TASK REQUIREMENTS.
Go through the listing and copy every line word for word.

[Extracts from a graphics dataset]

— begin —

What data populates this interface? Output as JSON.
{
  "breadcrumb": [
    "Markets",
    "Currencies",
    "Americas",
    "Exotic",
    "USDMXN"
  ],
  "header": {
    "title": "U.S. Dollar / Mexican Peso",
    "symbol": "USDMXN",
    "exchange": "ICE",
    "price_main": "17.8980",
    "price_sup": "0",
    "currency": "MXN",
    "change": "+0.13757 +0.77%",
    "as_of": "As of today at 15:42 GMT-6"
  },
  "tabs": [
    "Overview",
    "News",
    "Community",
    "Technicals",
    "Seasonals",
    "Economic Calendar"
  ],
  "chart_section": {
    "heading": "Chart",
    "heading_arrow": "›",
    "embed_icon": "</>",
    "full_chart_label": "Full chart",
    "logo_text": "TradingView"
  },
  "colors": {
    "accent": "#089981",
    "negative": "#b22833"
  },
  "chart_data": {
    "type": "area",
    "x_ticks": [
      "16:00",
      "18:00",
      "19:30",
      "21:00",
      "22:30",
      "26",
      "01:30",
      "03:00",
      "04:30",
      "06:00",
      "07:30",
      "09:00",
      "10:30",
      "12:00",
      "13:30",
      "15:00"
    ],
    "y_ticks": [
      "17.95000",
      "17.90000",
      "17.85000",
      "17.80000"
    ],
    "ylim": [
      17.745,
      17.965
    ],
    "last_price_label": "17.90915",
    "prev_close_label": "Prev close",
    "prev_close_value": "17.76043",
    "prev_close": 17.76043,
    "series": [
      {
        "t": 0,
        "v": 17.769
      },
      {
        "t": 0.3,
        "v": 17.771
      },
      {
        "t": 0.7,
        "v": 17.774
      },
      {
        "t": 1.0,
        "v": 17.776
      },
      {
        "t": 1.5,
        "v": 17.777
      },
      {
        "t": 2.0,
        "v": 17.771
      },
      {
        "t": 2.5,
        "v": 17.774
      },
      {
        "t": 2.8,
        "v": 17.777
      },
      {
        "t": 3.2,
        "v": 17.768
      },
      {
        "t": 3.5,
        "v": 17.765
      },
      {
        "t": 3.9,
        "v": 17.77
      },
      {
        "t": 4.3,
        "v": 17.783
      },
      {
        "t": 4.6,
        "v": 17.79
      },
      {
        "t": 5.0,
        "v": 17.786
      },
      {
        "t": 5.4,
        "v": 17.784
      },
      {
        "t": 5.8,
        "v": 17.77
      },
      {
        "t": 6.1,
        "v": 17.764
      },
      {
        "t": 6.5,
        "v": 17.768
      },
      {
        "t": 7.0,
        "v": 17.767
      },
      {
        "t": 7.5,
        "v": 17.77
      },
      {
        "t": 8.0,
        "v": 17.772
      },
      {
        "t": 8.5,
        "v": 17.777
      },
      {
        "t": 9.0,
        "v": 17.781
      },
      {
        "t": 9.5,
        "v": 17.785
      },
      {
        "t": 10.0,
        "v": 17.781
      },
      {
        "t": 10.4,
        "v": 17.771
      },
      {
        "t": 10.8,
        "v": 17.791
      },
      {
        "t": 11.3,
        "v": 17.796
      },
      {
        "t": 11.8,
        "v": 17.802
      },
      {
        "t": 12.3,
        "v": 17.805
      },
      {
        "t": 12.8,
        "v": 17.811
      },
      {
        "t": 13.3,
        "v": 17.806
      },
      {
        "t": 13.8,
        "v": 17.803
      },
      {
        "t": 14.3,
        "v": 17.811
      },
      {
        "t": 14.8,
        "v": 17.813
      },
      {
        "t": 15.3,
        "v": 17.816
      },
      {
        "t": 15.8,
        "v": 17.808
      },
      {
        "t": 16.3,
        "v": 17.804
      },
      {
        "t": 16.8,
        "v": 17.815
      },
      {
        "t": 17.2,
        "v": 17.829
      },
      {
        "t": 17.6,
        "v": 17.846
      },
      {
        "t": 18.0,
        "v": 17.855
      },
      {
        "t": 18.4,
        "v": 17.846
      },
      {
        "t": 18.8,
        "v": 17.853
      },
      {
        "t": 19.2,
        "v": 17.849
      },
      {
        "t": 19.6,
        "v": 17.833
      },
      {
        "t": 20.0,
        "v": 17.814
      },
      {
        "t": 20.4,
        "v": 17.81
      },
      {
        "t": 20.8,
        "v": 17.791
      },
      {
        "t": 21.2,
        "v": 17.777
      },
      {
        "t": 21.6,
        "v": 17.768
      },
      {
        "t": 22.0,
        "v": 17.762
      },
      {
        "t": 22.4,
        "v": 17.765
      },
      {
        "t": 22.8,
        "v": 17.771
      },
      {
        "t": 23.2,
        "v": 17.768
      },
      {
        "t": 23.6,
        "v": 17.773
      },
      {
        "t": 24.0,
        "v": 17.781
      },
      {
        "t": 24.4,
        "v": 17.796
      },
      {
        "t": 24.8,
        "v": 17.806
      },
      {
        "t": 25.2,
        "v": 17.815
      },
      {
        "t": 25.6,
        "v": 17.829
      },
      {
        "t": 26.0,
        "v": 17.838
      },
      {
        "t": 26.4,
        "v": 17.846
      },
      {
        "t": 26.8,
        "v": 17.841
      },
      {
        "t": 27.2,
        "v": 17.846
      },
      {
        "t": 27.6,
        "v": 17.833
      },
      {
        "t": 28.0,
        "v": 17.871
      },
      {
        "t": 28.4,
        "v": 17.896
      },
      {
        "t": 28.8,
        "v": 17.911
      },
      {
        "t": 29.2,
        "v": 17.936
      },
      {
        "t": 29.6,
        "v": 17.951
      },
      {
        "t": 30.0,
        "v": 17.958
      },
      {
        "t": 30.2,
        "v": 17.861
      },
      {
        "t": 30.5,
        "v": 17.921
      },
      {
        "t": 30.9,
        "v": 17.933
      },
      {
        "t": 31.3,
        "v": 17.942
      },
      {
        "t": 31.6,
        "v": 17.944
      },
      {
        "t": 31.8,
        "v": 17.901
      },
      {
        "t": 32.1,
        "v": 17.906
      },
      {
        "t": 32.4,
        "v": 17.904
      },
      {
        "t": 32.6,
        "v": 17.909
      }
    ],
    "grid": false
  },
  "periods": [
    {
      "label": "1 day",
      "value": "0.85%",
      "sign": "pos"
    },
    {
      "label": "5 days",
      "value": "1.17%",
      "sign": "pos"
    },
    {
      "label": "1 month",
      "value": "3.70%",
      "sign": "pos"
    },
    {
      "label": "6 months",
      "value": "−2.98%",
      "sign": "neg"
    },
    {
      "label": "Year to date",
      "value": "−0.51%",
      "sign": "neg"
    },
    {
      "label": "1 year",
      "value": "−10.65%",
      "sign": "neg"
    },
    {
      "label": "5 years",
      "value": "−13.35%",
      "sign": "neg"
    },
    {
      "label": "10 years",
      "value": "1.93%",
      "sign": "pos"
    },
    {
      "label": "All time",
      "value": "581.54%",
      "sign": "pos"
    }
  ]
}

— end —

RESPONSE.
What data populates this interface? Output as JSON.
{
  "breadcrumb": [
    "Markets",
    "Currencies",
    "Americas",
    "Exotic",
    "USDMXN"
  ],
  "header": {
    "title": "U.S. Dollar / Mexican Peso",
    "symbol": "USDMXN",
    "exchange": "ICE",
    "price_main": "17.8980",
    "price_sup": "0",
    "currency": "MXN",
    "change": "+0.13757 +0.77%",
    "as_of": "As of today at 15:42 GMT-6"
  },
  "tabs": [
    "Overview",
    "News",
    "Community",
    "Technicals",
    "Seasonals",
    "Economic Calendar"
  ],
  "chart_section": {
    "heading": "Chart",
    "heading_arrow": "›",
    "embed_icon": "</>",
    "full_chart_label": "Full chart",
    "logo_text": "TradingView"
  },
  "colors": {
    "accent": "#089981",
    "negative": "#b22833"
  },
  "chart_data": {
    "type": "area",
    "x_ticks": [
      "16:00",
      "18:00",
      "19:30",
      "21:00",
      "22:30",
      "26",
      "01:30",
      "03:00",
      "04:30",
      "06:00",
      "07:30",
      "09:00",
      "10:30",
      "12:00",
      "13:30",
      "15:00"
    ],
    "y_ticks": [
      "17.95000",
      "17.90000",
      "17.85000",
      "17.80000"
    ],
    "ylim": [
      17.745,
      17.965
    ],
    "last_price_label": "17.90915",
    "prev_close_label": "Prev close",
    "prev_close_value": "17.76043",
    "prev_close": 17.76043,
    "series": [
      {
        "t": 0,
        "v": 17.769
      },
      {
        "t": 0.3,
        "v": 17.771
      },
      {
        "t": 0.7,
        "v": 17.774
      },
      {
        "t": 1.0,
        "v": 17.776
      },
      {
        "t": 1.5,
        "v": 17.777
      },
      {
        "t": 2.0,
        "v": 17.771
      },
      {
        "t": 2.5,
        "v": 17.774
      },
      {
        "t": 2.8,
        "v": 17.777
      },
      {
        "t": 3.2,
        "v": 17.768
      },
      {
        "t": 3.5,
        "v": 17.765
      },
      {
        "t": 3.9,
        "v": 17.77
      },
      {
        "t": 4.3,
        "v": 17.783
      },
      {
        "t": 4.6,
        "v": 17.79
      },
      {
        "t": 5.0,
        "v": 17.786
      },
      {
        "t": 5.4,
        "v": 17.784
      },
      {
        "t": 5.8,
        "v": 17.77
      },
      {
        "t": 6.1,
        "v": 17.764
      },
      {
        "t": 6.5,
        "v": 17.768
      },
      {
        "t": 7.0,
        "v": 17.767
      },
      {
        "t": 7.5,
        "v": 17.77
      },
      {
        "t": 8.0,
        "v": 17.772
      },
      {
        "t": 8.5,
        "v": 17.777
      },
      {
        "t": 9.0,
        "v": 17.781
      },
      {
        "t": 9.5,
        "v": 17.785
      },
      {
        "t": 10.0,
        "v": 17.781
      },
      {
        "t": 10.4,
        "v": 17.771
      },
      {
        "t": 10.8,
        "v": 17.791
      },
      {
        "t": 11.3,
        "v": 17.796
      },
      {
        "t": 11.8,
        "v": 17.802
      },
      {
        "t": 12.3,
        "v": 17.805
      },
      {
        "t": 12.8,
        "v": 17.811
      },
      {
        "t": 13.3,
        "v": 17.806
      },
      {
        "t": 13.8,
        "v": 17.803
      },
      {
        "t": 14.3,
        "v": 17.811
      },
      {
        "t": 14.8,
        "v": 17.813
      },
      {
        "t": 15.3,
        "v": 17.816
      },
      {
        "t": 15.8,
        "v": 17.808
      },
      {
        "t": 16.3,
        "v": 17.804
      },
      {
        "t": 16.8,
        "v": 17.815
      },
      {
        "t": 17.2,
        "v": 17.829
      },
      {
        "t": 17.6,
        "v": 17.846
      },
      {
        "t": 18.0,
        "v": 17.855
      },
      {
        "t": 18.4,
        "v": 17.846
      },
      {
        "t": 18.8,
        "v": 17.853
      },
      {
        "t": 19.2,
        "v": 17.849
      },
      {
        "t": 19.6,
        "v": 17.833
      },
      {
        "t": 20.0,
        "v": 17.814
      },
      {
        "t": 20.4,
        "v": 17.81
      },
      {
        "t": 20.8,
        "v": 17.791
      },
      {
        "t": 21.2,
        "v": 17.777
      },
      {
        "t": 21.6,
        "v": 17.768
      },
      {
        "t": 22.0,
        "v": 17.762
      },
      {
        "t": 22.4,
        "v": 17.765
      },
      {
        "t": 22.8,
        "v": 17.771
      },
      {
        "t": 23.2,
        "v": 17.768
      },
      {
        "t": 23.6,
        "v": 17.773
      },
      {
        "t": 24.0,
        "v": 17.781
      },
      {
        "t": 24.4,
        "v": 17.796
      },
      {
        "t": 24.8,
        "v": 17.806
      },
      {
        "t": 25.2,
        "v": 17.815
      },
      {
        "t": 25.6,
        "v": 17.829
      },
      {
        "t": 26.0,
        "v": 17.838
      },
      {
        "t": 26.4,
        "v": 17.846
      },
      {
        "t": 26.8,
        "v": 17.841
      },
      {
        "t": 27.2,
        "v": 17.846
      },
      {
        "t": 27.6,
        "v": 17.833
      },
      {
        "t": 28.0,
        "v": 17.871
      },
      {
        "t": 28.4,
        "v": 17.896
      },
      {
        "t": 28.8,
        "v": 17.911
      },
      {
        "t": 29.2,
        "v": 17.936
      },
      {
        "t": 29.6,
        "v": 17.951
      },
      {
        "t": 30.0,
        "v": 17.958
      },
      {
        "t": 30.2,
        "v": 17.861
      },
      {
        "t": 30.5,
        "v": 17.921
      },
      {
        "t": 30.9,
        "v": 17.933
      },
      {
        "t": 31.3,
        "v": 17.942
      },
      {
        "t": 31.6,
        "v": 17.944
      },
      {
        "t": 31.8,
        "v": 17.901
      },
      {
        "t": 32.1,
        "v": 17.906
      },
      {
        "t": 32.4,
        "v": 17.904
      },
      {
        "t": 32.6,
        "v": 17.909
      }
    ],
    "grid": false
  },
  "periods": [
    {
      "label": "1 day",
      "value": "0.85%",
      "sign": "pos"
    },
    {
      "label": "5 days",
      "value": "1.17%",
      "sign": "pos"
    },
    {
      "label": "1 month",
      "value": "3.70%",
      "sign": "pos"
    },
    {
      "label": "6 months",
      "value": "−2.98%",
      "sign": "neg"
    },
    {
      "label": "Year to date",
      "value": "−0.51%",
      "sign": "neg"
    },
    {
      "label": "1 year",
      "value": "−10.65%",
      "sign": "neg"
    },
    {
      "label": "5 years",
      "value": "−13.35%",
      "sign": "neg"
    },
    {
      "label": "10 years",
      "value": "1.93%",
      "sign": "pos"
    },
    {
      "label": "All time",
      "value": "581.54%",
      "sign": "pos"
    }
  ]
}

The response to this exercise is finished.